--- START ---

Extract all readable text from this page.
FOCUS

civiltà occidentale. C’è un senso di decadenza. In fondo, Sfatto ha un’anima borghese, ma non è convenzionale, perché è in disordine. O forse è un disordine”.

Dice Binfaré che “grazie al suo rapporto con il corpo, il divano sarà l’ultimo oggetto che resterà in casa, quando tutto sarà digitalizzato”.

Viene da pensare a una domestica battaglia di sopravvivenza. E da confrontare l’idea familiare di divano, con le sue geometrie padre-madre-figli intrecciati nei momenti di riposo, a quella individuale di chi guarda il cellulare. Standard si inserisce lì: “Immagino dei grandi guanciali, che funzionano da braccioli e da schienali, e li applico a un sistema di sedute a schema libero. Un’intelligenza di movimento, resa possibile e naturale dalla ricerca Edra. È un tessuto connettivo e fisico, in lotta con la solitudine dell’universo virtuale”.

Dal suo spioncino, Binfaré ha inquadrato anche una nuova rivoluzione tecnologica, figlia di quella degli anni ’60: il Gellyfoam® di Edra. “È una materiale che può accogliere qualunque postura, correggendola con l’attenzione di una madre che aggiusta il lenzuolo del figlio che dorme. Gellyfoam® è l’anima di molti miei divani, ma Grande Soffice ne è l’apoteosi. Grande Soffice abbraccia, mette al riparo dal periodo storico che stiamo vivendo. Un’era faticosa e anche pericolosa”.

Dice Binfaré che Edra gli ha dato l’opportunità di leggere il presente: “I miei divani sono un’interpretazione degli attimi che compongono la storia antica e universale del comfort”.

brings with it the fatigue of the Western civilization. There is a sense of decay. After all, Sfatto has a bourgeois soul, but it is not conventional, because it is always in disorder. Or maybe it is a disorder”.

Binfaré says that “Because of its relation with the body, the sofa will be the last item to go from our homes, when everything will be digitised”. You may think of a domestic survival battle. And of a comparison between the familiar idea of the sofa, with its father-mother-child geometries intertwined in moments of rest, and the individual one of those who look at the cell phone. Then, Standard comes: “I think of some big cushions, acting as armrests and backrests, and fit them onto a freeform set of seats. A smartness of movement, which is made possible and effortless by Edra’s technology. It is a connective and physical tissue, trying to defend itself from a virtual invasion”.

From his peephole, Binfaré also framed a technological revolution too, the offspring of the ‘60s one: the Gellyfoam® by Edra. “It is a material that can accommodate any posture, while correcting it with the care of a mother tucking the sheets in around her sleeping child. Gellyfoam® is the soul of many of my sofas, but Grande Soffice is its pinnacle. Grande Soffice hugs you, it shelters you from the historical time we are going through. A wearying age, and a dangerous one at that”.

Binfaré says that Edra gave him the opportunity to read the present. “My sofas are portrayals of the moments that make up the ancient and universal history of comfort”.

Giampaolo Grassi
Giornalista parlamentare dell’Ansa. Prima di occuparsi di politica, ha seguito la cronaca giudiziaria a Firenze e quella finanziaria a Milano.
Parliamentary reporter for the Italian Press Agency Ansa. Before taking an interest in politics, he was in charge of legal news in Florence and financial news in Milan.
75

--- END ---

#### [Aim of the exercise]
Print the material once more, exactly.

#### [Written reply]
Extract all readable text from this page.
FOCUS

civiltà occidentale. C’è un senso di decadenza. In fondo, Sfatto ha un’anima borghese, ma non è convenzionale, perché è in disordine. O forse è un disordine”.

Dice Binfaré che “grazie al suo rapporto con il corpo, il divano sarà l’ultimo oggetto che resterà in casa, quando tutto sarà digitalizzato”.

Viene da pensare a una domestica battaglia di sopravvivenza. E da confrontare l’idea familiare di divano, con le sue geometrie padre-madre-figli intrecciati nei momenti di riposo, a quella individuale di chi guarda il cellulare. Standard si inserisce lì: “Immagino dei grandi guanciali, che funzionano da braccioli e da schienali, e li applico a un sistema di sedute a schema libero. Un’intelligenza di movimento, resa possibile e naturale dalla ricerca Edra. È un tessuto connettivo e fisico, in lotta con la solitudine dell’universo virtuale”.

Dal suo spioncino, Binfaré ha inquadrato anche una nuova rivoluzione tecnologica, figlia di quella degli anni ’60: il Gellyfoam® di Edra. “È una materiale che può accogliere qualunque postura, correggendola con l’attenzione di una madre che aggiusta il lenzuolo del figlio che dorme. Gellyfoam® è l’anima di molti miei divani, ma Grande Soffice ne è l’apoteosi. Grande Soffice abbraccia, mette al riparo dal periodo storico che stiamo vivendo. Un’era faticosa e anche pericolosa”.

Dice Binfaré che Edra gli ha dato l’opportunità di leggere il presente: “I miei divani sono un’interpretazione degli attimi che compongono la storia antica e universale del comfort”.

brings with it the fatigue of the Western civilization. There is a sense of decay. After all, Sfatto has a bourgeois soul, but it is not conventional, because it is always in disorder. Or maybe it is a disorder”.

Binfaré says that “Because of its relation with the body, the sofa will be the last item to go from our homes, when everything will be digitised”. You may think of a domestic survival battle. And of a comparison between the familiar idea of the sofa, with its father-mother-child geometries intertwined in moments of rest, and the individual one of those who look at the cell phone. Then, Standard comes: “I think of some big cushions, acting as armrests and backrests, and fit them onto a freeform set of seats. A smartness of movement, which is made possible and effortless by Edra’s technology. It is a connective and physical tissue, trying to defend itself from a virtual invasion”.

From his peephole, Binfaré also framed a technological revolution too, the offspring of the ‘60s one: the Gellyfoam® by Edra. “It is a material that can accommodate any posture, while correcting it with the care of a mother tucking the sheets in around her sleeping child. Gellyfoam® is the soul of many of my sofas, but Grande Soffice is its pinnacle. Grande Soffice hugs you, it shelters you from the historical time we are going through. A wearying age, and a dangerous one at that”.

Binfaré says that Edra gave him the opportunity to read the present. “My sofas are portrayals of the moments that make up the ancient and universal history of comfort”.

Giampaolo Grassi
Giornalista parlamentare dell’Ansa. Prima di occuparsi di politica, ha seguito la cronaca giudiziaria a Firenze e quella finanziaria a Milano.
Parliamentary reporter for the Italian Press Agency Ansa. Before taking an interest in politics, he was in charge of legal news in Florence and financial news in Milan.
75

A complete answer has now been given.